━━━━━ Record extracts ━━━━━

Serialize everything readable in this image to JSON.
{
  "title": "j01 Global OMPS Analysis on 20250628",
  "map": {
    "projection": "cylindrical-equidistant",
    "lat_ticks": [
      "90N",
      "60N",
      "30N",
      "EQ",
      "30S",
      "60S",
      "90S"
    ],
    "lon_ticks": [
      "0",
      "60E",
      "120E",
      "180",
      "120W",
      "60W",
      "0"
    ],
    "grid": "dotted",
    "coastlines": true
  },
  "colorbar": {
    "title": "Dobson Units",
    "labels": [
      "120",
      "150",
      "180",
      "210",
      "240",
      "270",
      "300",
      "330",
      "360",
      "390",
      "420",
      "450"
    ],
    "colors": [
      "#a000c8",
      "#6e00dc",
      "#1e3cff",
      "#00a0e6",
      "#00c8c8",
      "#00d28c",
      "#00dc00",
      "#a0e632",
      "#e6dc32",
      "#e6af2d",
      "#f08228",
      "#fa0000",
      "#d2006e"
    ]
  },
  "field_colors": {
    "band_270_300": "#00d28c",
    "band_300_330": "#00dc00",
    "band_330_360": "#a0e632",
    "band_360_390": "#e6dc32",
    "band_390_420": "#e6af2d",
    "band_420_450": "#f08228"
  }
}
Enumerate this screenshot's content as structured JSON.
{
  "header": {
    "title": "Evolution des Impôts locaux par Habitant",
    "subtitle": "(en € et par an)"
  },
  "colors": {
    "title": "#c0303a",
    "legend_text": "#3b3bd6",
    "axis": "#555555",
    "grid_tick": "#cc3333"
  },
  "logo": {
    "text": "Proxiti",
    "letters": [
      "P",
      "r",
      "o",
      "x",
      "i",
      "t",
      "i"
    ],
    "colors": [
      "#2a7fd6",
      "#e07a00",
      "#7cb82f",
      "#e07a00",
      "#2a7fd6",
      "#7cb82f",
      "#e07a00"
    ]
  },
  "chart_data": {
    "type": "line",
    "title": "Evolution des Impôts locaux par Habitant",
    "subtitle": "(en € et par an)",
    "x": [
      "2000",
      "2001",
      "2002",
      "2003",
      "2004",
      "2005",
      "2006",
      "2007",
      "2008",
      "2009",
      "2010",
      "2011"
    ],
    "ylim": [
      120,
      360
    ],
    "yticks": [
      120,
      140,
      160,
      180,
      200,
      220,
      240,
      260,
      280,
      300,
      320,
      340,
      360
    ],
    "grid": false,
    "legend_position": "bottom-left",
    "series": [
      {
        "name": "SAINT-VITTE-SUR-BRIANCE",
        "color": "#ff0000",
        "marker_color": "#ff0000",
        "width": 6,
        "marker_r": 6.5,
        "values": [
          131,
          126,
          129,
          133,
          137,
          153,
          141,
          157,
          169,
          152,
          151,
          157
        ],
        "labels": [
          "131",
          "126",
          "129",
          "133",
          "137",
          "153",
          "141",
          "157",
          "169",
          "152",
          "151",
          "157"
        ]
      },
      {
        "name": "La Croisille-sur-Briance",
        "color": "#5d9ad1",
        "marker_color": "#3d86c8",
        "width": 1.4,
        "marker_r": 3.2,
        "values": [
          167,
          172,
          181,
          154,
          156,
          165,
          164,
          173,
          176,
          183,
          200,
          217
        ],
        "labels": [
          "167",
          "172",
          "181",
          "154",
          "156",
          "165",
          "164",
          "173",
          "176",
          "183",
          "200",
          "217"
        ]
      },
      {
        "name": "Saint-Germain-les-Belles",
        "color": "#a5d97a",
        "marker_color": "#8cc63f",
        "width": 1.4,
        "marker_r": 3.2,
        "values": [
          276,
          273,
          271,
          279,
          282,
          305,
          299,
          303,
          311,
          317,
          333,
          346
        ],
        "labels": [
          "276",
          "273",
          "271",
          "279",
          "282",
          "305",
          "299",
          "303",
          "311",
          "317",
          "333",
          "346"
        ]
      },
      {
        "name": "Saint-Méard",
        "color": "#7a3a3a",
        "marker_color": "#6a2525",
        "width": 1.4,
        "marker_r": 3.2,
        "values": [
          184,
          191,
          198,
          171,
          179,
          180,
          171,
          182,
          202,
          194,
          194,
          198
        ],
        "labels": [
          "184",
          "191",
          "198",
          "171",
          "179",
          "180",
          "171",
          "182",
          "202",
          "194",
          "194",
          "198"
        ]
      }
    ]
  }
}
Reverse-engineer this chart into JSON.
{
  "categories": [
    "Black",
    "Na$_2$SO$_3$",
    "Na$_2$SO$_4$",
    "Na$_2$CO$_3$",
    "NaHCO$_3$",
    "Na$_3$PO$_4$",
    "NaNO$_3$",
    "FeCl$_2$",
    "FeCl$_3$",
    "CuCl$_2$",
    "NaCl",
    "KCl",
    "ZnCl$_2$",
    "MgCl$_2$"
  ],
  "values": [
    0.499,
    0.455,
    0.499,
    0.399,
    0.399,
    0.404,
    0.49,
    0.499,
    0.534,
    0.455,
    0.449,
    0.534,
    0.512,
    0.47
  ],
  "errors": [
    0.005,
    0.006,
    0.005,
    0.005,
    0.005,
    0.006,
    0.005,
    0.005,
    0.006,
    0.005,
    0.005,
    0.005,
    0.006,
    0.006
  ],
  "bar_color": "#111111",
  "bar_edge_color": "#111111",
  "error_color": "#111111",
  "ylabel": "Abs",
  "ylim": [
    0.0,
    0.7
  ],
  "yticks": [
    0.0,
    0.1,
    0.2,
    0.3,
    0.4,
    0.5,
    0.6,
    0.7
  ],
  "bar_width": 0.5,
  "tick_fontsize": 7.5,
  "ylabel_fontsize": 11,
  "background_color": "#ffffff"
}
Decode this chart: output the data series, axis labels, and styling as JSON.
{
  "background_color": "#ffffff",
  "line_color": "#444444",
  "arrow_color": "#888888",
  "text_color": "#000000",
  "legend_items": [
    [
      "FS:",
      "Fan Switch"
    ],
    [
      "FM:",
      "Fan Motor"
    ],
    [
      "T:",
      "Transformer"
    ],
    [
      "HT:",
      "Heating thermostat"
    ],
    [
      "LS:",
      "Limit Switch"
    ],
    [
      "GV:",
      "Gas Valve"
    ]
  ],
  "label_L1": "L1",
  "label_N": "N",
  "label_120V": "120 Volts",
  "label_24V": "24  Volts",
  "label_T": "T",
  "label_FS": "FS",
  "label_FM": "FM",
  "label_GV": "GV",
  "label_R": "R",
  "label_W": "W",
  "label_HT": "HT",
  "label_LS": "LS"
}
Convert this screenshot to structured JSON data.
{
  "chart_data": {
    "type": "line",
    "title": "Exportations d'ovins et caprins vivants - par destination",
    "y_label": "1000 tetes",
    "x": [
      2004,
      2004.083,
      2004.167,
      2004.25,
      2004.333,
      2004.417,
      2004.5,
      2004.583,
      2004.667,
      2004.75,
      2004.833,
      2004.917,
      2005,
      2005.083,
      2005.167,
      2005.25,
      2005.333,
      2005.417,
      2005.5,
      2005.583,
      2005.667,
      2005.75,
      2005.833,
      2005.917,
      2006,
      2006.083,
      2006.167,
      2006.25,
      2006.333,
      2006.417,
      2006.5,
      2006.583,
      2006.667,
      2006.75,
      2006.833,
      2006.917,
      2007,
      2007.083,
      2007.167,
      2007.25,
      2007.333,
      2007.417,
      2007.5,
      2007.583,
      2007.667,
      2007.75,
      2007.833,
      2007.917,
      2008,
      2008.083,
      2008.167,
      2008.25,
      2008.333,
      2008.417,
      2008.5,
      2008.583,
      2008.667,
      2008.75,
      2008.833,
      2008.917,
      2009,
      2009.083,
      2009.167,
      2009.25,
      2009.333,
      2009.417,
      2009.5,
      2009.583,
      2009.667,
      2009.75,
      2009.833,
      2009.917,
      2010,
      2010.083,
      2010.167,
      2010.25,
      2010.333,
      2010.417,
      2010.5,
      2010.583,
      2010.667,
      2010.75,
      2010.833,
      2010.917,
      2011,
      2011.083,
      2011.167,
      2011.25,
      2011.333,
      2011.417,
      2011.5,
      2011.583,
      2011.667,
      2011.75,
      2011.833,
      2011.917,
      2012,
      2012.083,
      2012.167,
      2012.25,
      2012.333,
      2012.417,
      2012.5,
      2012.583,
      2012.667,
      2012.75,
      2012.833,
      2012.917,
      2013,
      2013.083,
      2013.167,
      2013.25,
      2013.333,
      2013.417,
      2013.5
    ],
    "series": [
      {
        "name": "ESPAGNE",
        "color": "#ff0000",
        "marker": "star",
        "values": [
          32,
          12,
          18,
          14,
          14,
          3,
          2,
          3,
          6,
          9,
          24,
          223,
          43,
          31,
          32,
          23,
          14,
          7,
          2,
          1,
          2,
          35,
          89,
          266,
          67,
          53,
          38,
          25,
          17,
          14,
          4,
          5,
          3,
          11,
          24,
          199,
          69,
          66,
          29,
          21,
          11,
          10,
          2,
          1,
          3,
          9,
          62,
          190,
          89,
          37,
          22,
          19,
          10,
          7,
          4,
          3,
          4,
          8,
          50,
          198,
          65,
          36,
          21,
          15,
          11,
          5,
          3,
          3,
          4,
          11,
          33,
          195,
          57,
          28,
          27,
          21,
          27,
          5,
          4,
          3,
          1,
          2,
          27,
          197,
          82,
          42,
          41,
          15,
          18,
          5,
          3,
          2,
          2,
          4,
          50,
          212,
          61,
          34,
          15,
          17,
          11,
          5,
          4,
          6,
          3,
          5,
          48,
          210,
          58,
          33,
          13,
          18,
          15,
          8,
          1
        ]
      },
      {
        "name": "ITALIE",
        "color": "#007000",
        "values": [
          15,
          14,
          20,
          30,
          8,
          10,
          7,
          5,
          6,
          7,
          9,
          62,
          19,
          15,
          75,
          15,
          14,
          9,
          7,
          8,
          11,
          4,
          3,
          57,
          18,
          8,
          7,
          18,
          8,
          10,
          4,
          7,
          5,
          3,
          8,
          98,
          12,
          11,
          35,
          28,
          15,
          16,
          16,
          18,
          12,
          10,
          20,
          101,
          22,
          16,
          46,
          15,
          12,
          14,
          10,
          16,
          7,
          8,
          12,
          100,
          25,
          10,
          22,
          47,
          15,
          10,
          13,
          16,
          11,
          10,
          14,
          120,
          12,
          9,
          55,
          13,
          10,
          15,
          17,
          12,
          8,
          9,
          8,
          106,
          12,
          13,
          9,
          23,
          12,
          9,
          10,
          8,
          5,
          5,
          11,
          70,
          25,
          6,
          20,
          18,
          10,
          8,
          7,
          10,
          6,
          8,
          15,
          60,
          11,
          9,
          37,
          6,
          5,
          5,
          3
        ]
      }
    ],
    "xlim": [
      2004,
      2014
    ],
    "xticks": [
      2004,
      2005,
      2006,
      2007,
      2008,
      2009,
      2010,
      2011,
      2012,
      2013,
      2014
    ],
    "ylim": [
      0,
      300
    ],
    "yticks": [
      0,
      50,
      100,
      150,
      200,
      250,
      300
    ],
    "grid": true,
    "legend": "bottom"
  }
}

━━━━━

State the count of lines in the data holding the word "this", adding nothing to it.

5